## SOURCE MATERIAL:
=-=-=-=-=
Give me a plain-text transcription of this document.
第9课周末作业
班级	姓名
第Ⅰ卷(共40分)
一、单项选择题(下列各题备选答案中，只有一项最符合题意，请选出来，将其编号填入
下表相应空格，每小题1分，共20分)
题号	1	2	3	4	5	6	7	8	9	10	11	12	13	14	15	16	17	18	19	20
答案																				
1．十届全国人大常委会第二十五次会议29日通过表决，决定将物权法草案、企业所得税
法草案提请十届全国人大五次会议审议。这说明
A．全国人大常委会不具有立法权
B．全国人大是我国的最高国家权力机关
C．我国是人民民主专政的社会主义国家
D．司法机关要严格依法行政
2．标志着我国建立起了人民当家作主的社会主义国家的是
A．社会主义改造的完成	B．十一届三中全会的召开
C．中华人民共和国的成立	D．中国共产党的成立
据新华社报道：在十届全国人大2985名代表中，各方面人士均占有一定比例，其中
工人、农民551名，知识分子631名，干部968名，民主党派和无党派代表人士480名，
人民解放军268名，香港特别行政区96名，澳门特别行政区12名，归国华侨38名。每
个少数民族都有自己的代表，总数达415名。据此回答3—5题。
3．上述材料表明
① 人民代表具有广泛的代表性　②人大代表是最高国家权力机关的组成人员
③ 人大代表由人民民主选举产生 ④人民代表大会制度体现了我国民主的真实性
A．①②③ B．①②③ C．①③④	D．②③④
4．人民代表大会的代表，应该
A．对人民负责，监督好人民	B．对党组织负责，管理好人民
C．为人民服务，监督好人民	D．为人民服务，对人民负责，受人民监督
=-=-=-=-=
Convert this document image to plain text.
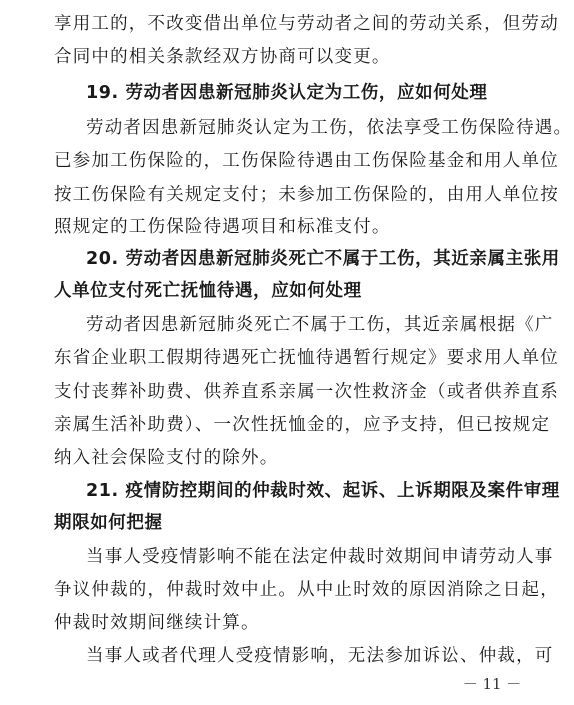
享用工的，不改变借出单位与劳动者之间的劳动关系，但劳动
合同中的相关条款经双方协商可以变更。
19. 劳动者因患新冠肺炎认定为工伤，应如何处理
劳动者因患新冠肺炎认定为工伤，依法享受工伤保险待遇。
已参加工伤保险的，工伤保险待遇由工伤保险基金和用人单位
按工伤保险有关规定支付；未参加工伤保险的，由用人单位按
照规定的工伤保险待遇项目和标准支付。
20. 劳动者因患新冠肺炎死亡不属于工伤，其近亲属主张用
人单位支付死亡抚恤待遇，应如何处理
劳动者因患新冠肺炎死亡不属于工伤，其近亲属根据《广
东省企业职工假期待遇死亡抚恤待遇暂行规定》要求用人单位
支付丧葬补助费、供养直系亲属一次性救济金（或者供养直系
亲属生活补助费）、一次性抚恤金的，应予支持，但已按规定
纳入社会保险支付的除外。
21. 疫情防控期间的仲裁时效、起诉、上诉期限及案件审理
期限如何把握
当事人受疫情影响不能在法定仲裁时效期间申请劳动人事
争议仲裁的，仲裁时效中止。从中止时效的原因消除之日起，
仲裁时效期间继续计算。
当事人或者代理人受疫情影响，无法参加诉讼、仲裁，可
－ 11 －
=-=-=-=-=
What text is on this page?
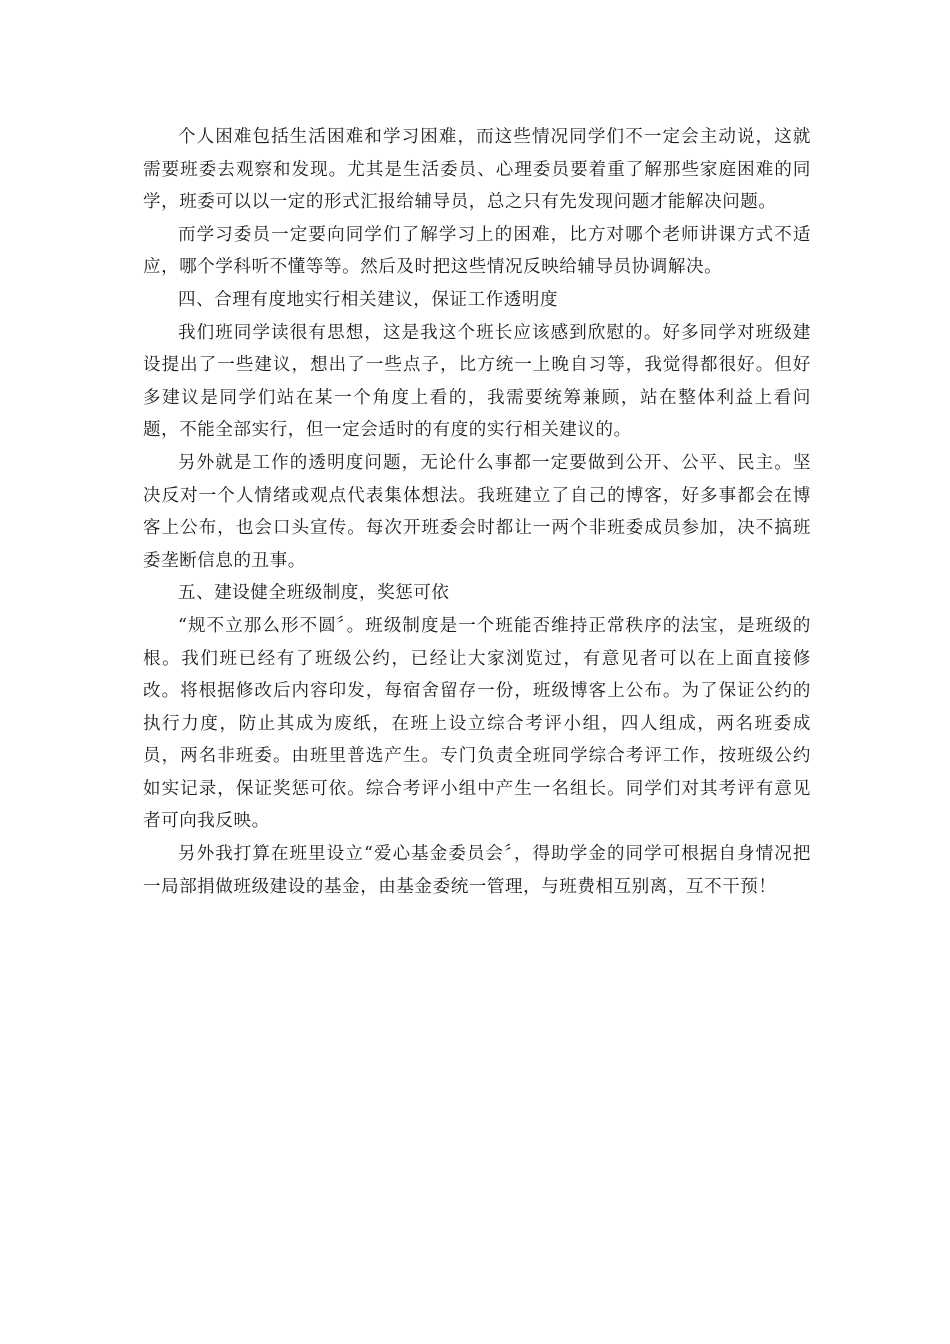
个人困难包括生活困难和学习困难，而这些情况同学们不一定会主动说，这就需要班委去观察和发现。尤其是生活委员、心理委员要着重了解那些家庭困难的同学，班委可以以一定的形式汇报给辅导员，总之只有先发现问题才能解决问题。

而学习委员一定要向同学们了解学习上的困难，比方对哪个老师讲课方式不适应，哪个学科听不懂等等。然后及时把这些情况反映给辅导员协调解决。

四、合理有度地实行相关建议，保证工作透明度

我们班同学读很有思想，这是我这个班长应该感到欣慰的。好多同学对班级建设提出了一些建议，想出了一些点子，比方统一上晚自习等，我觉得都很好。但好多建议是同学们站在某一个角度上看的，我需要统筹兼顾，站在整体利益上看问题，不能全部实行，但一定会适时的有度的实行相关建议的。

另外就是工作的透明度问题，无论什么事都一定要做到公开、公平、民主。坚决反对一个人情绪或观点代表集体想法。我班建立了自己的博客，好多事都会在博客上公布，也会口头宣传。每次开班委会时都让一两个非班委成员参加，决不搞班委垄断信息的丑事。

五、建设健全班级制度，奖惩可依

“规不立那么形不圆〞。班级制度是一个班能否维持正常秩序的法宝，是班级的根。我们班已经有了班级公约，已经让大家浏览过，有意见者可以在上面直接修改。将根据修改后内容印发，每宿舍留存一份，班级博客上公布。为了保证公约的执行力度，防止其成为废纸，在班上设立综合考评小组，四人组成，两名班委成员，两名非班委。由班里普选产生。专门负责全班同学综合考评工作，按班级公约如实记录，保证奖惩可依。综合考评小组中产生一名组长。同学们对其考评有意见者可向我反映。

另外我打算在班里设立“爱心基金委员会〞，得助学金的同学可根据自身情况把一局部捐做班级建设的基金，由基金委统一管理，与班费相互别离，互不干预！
=-=-=-=-=
## AIM OF THE EXERCISE:
Your answer should be a single number: the count of lines holding the word "document".

## EXPECTED OUTPUT:
2